Data under study START

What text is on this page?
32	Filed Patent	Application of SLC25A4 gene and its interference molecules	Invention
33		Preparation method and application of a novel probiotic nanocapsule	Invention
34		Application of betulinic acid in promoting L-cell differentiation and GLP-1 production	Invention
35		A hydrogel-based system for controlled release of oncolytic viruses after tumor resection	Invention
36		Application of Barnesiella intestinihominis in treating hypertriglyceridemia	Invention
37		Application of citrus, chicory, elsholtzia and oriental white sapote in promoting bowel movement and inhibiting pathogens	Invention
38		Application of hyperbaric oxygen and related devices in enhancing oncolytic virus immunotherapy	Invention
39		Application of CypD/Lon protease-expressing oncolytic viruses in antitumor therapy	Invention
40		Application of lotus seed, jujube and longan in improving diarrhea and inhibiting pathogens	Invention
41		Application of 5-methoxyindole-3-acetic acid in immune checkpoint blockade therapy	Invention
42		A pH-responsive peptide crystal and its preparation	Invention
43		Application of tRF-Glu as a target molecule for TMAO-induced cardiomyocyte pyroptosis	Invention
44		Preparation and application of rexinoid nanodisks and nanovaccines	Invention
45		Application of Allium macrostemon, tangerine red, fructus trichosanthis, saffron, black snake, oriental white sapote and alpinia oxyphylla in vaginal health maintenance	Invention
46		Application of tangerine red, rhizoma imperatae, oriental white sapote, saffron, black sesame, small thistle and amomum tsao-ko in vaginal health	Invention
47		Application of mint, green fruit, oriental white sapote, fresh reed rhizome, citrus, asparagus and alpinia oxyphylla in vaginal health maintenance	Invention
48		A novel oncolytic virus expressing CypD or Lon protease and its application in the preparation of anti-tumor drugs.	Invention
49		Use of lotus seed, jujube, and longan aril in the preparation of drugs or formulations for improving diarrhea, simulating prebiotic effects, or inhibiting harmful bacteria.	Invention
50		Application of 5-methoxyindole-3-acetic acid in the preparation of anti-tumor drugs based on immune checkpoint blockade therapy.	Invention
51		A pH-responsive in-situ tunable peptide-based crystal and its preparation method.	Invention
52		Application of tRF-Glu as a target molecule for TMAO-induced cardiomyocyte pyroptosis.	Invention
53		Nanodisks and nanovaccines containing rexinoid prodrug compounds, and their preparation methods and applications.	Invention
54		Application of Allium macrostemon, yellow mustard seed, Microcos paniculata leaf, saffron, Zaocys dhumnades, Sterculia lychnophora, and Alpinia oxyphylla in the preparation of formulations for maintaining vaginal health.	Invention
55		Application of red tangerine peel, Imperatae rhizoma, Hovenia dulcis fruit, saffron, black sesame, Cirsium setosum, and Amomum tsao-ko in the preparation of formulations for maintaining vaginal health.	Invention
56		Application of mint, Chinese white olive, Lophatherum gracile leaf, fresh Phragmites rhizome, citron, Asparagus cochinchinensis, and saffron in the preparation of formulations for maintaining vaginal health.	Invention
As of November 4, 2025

Data under study END

Exercise directions: Above are some records; extract every one of them exactly.

Output of the task:
What text is on this page?
32	Filed Patent	Application of SLC25A4 gene and its interference molecules	Invention
33		Preparation method and application of a novel probiotic nanocapsule	Invention
34		Application of betulinic acid in promoting L-cell differentiation and GLP-1 production	Invention
35		A hydrogel-based system for controlled release of oncolytic viruses after tumor resection	Invention
36		Application of Barnesiella intestinihominis in treating hypertriglyceridemia	Invention
37		Application of citrus, chicory, elsholtzia and oriental white sapote in promoting bowel movement and inhibiting pathogens	Invention
38		Application of hyperbaric oxygen and related devices in enhancing oncolytic virus immunotherapy	Invention
39		Application of CypD/Lon protease-expressing oncolytic viruses in antitumor therapy	Invention
40		Application of lotus seed, jujube and longan in improving diarrhea and inhibiting pathogens	Invention
41		Application of 5-methoxyindole-3-acetic acid in immune checkpoint blockade therapy	Invention
42		A pH-responsive peptide crystal and its preparation	Invention
43		Application of tRF-Glu as a target molecule for TMAO-induced cardiomyocyte pyroptosis	Invention
44		Preparation and application of rexinoid nanodisks and nanovaccines	Invention
45		Application of Allium macrostemon, tangerine red, fructus trichosanthis, saffron, black snake, oriental white sapote and alpinia oxyphylla in vaginal health maintenance	Invention
46		Application of tangerine red, rhizoma imperatae, oriental white sapote, saffron, black sesame, small thistle and amomum tsao-ko in vaginal health	Invention
47		Application of mint, green fruit, oriental white sapote, fresh reed rhizome, citrus, asparagus and alpinia oxyphylla in vaginal health maintenance	Invention
48		A novel oncolytic virus expressing CypD or Lon protease and its application in the preparation of anti-tumor drugs.	Invention
49		Use of lotus seed, jujube, and longan aril in the preparation of drugs or formulations for improving diarrhea, simulating prebiotic effects, or inhibiting harmful bacteria.	Invention
50		Application of 5-methoxyindole-3-acetic acid in the preparation of anti-tumor drugs based on immune checkpoint blockade therapy.	Invention
51		A pH-responsive in-situ tunable peptide-based crystal and its preparation method.	Invention
52		Application of tRF-Glu as a target molecule for TMAO-induced cardiomyocyte pyroptosis.	Invention
53		Nanodisks and nanovaccines containing rexinoid prodrug compounds, and their preparation methods and applications.	Invention
54		Application of Allium macrostemon, yellow mustard seed, Microcos paniculata leaf, saffron, Zaocys dhumnades, Sterculia lychnophora, and Alpinia oxyphylla in the preparation of formulations for maintaining vaginal health.	Invention
55		Application of red tangerine peel, Imperatae rhizoma, Hovenia dulcis fruit, saffron, black sesame, Cirsium setosum, and Amomum tsao-ko in the preparation of formulations for maintaining vaginal health.	Invention
56		Application of mint, Chinese white olive, Lophatherum gracile leaf, fresh Phragmites rhizome, citron, Asparagus cochinchinensis, and saffron in the preparation of formulations for maintaining vaginal health.	Invention
As of November 4, 2025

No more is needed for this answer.